Extracted data entries
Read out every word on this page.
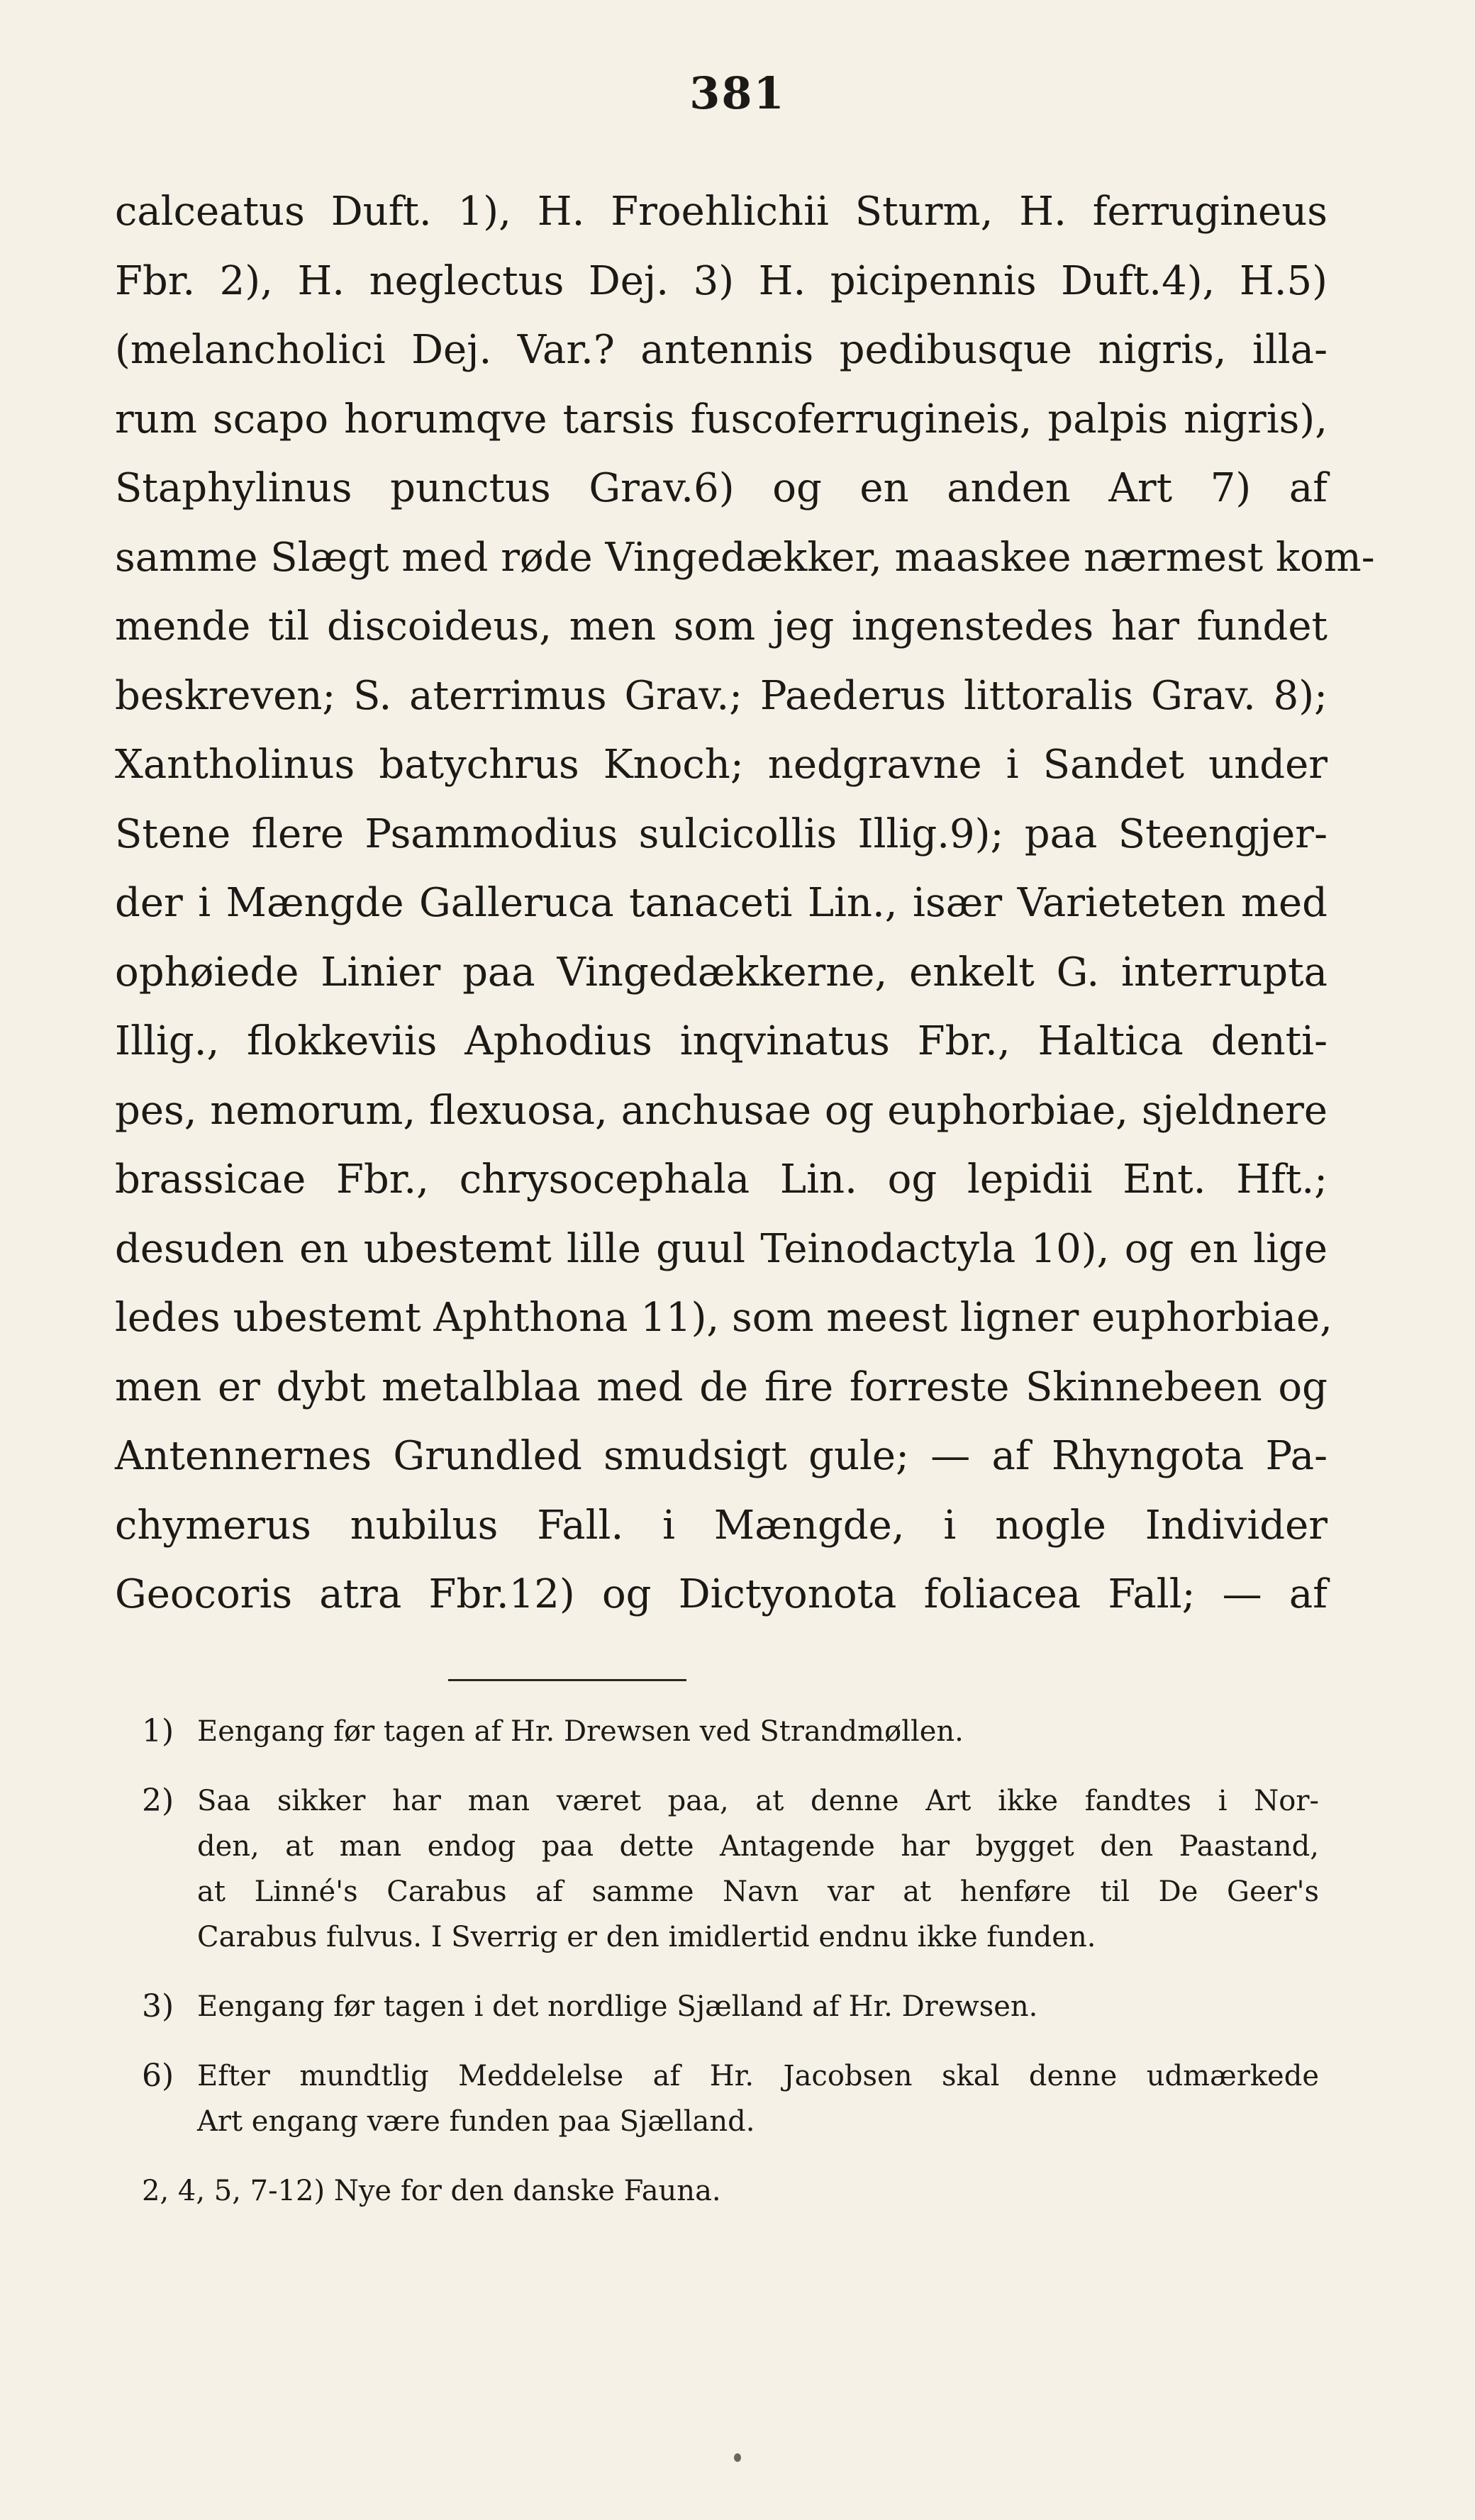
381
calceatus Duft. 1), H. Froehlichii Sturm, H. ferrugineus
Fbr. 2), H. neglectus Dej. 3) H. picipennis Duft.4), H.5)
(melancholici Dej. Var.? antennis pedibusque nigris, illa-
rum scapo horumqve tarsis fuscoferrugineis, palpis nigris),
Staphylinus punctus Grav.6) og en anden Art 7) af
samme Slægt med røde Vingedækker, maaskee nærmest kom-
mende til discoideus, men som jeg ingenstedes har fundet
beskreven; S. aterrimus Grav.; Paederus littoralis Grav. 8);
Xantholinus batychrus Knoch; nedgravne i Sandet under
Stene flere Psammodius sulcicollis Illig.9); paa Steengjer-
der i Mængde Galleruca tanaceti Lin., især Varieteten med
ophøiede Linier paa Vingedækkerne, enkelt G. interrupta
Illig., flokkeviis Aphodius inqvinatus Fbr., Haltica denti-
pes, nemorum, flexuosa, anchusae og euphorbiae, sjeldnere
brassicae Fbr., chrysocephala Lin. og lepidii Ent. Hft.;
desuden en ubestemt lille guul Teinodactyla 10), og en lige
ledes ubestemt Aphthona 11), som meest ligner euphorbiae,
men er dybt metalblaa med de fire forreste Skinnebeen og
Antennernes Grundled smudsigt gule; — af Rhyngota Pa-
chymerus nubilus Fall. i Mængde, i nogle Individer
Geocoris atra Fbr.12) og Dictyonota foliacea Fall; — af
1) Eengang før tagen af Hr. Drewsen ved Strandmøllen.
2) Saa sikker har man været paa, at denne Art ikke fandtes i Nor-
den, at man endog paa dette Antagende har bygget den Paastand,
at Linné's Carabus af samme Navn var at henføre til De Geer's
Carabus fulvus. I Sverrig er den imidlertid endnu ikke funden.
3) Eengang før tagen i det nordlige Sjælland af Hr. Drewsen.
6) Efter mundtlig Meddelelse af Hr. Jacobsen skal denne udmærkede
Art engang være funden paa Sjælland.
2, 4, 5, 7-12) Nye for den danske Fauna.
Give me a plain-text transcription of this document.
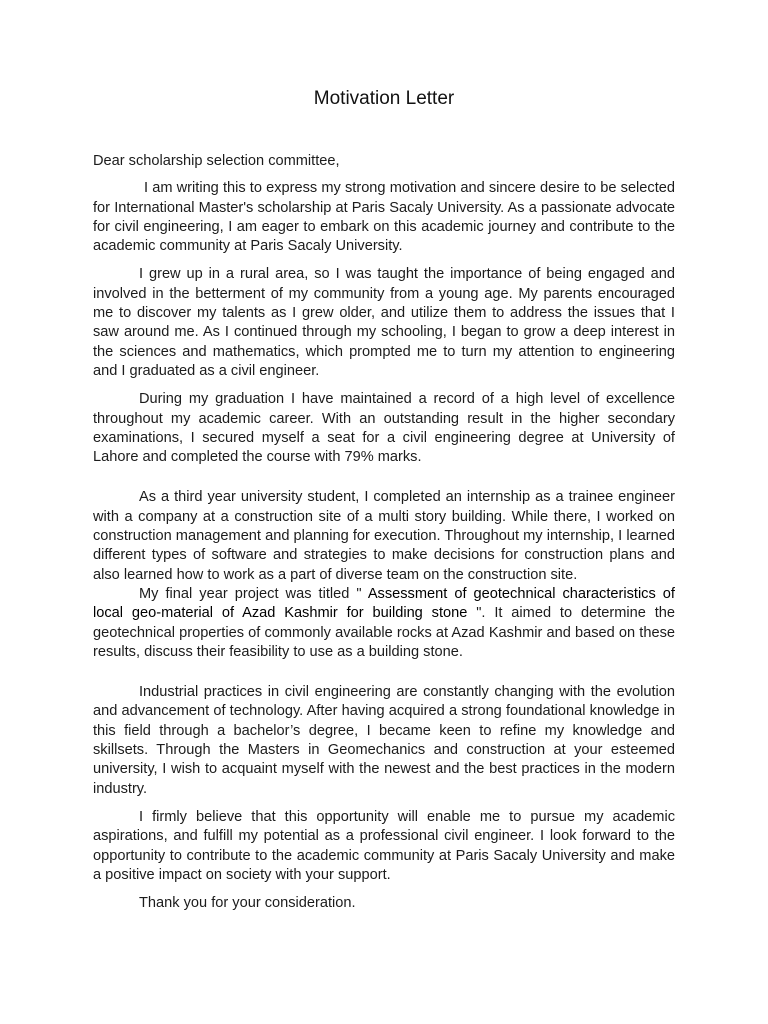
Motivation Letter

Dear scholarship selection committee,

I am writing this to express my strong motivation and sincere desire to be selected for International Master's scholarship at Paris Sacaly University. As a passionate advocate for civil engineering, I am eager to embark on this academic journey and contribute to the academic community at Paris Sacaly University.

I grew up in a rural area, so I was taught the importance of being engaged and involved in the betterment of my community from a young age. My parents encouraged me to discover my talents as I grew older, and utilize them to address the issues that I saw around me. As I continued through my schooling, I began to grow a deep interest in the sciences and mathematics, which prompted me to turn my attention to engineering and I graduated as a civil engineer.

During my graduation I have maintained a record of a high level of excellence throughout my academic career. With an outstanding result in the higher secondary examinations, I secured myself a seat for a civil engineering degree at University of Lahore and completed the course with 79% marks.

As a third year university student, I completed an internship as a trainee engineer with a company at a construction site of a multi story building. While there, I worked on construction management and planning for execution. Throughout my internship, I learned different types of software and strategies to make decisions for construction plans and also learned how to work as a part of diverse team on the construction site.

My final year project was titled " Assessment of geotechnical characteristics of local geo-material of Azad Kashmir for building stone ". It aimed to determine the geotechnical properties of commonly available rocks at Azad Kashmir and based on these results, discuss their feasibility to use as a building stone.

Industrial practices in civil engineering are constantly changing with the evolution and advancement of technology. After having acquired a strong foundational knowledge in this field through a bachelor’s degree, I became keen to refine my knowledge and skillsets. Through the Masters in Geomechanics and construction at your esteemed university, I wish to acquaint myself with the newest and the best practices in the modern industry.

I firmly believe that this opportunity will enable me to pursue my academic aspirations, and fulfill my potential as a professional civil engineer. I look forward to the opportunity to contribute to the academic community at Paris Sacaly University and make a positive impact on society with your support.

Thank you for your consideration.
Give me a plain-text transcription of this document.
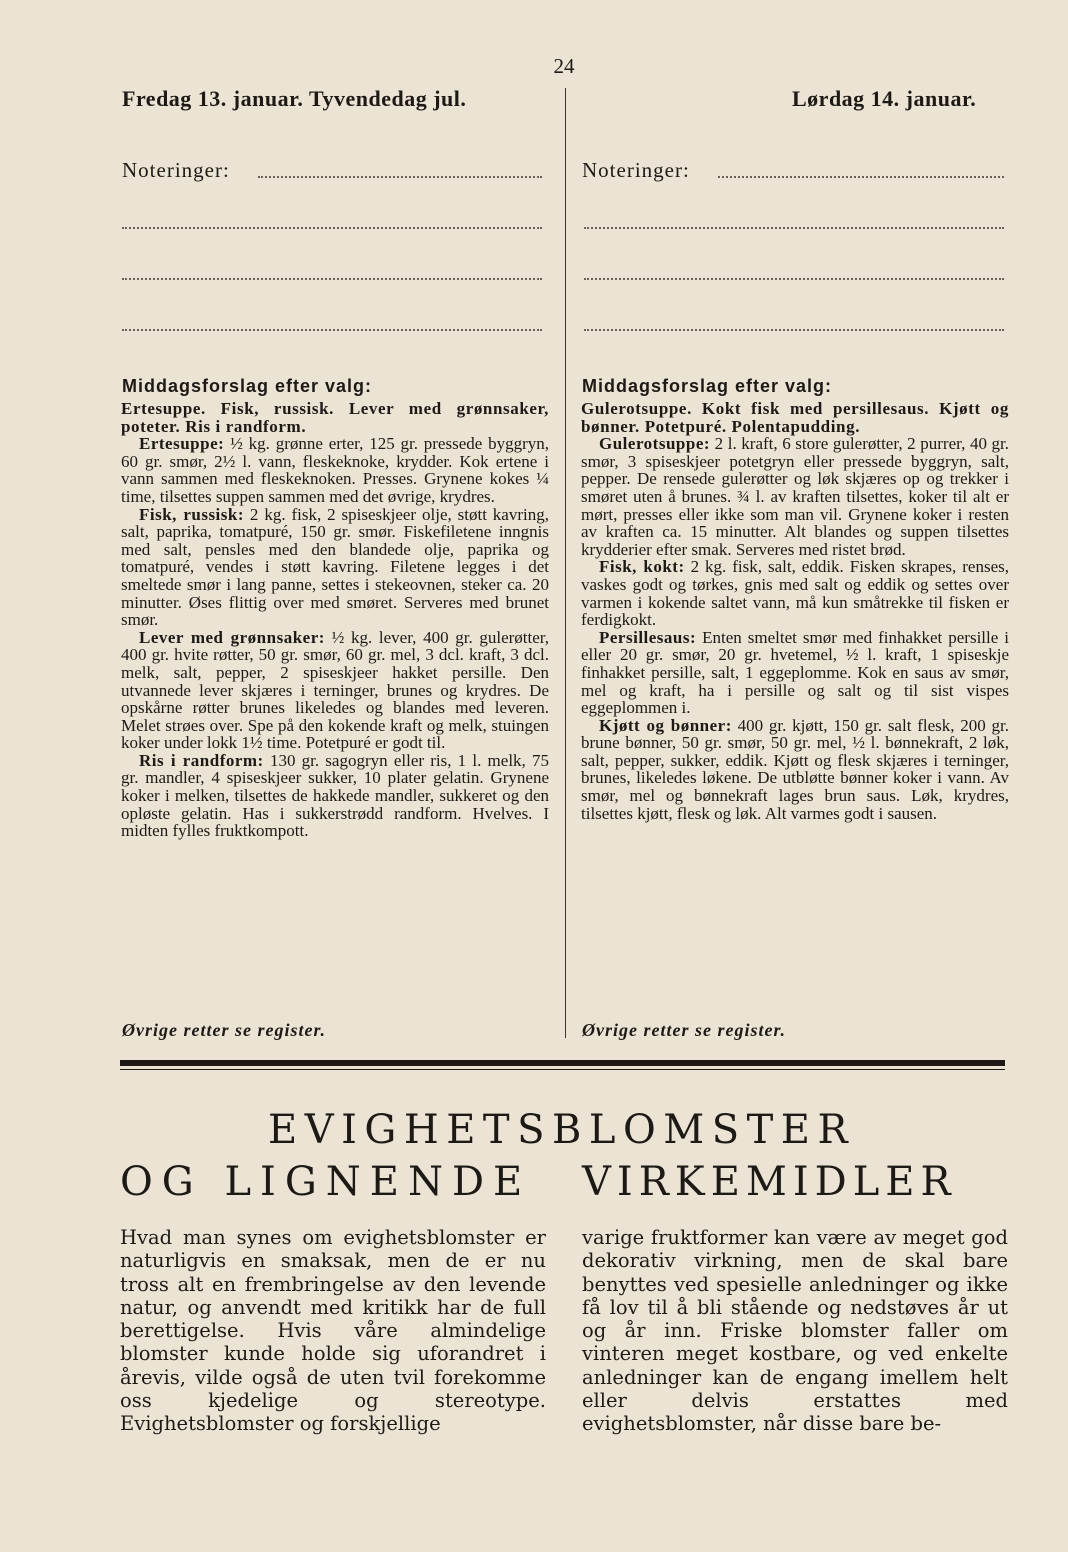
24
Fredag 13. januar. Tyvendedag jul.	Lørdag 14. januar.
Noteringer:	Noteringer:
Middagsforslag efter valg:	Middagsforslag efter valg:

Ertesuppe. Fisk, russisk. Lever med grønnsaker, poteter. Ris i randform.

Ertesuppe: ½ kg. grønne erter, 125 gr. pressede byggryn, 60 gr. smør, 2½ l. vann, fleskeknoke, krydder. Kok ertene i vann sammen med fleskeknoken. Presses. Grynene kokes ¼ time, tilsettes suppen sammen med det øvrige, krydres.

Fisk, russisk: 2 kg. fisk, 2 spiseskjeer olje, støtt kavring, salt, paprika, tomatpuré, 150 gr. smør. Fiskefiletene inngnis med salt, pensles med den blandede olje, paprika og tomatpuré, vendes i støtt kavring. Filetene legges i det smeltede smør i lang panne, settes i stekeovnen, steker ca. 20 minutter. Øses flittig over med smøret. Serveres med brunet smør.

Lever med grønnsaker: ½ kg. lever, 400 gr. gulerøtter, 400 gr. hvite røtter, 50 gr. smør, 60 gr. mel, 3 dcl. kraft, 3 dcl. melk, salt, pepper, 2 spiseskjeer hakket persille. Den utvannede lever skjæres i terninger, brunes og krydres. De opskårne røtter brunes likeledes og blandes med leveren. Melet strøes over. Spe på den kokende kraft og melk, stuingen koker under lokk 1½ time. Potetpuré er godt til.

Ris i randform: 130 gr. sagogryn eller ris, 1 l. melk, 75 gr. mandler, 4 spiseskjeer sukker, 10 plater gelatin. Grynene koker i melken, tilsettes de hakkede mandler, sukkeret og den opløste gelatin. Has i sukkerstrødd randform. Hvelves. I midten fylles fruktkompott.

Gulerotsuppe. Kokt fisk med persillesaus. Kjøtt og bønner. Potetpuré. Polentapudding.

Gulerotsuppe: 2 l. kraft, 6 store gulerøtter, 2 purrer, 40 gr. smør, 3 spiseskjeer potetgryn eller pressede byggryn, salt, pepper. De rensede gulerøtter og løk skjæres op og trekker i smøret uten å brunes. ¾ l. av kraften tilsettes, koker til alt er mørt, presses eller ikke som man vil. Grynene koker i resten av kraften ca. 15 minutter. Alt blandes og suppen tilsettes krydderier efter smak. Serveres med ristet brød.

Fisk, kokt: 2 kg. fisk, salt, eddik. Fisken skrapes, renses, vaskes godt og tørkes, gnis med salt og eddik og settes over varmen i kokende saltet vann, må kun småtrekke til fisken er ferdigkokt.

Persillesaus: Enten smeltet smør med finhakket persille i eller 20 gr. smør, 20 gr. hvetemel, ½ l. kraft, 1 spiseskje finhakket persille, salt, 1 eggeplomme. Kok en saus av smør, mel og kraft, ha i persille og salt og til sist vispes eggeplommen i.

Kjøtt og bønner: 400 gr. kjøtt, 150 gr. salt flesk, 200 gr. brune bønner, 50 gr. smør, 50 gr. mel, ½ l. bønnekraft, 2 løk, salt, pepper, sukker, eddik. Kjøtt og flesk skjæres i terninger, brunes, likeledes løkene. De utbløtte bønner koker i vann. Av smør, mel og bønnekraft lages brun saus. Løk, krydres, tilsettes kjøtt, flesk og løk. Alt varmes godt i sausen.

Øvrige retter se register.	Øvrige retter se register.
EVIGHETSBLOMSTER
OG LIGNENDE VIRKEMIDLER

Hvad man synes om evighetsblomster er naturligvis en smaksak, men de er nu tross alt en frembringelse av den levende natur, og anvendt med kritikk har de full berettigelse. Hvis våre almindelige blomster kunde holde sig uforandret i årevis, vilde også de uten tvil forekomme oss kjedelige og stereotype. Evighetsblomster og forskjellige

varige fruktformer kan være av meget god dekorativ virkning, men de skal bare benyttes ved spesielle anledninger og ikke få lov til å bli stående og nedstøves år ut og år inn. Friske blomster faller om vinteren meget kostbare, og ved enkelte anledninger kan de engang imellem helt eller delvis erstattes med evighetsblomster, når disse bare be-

Required task:
Gather each line in the entries above where the string "Drewsen" is found.

Response to the task:
1) Eengang før tagen af Hr. Drewsen ved Strandmøllen.
3) Eengang før tagen i det nordlige Sjælland af Hr. Drewsen.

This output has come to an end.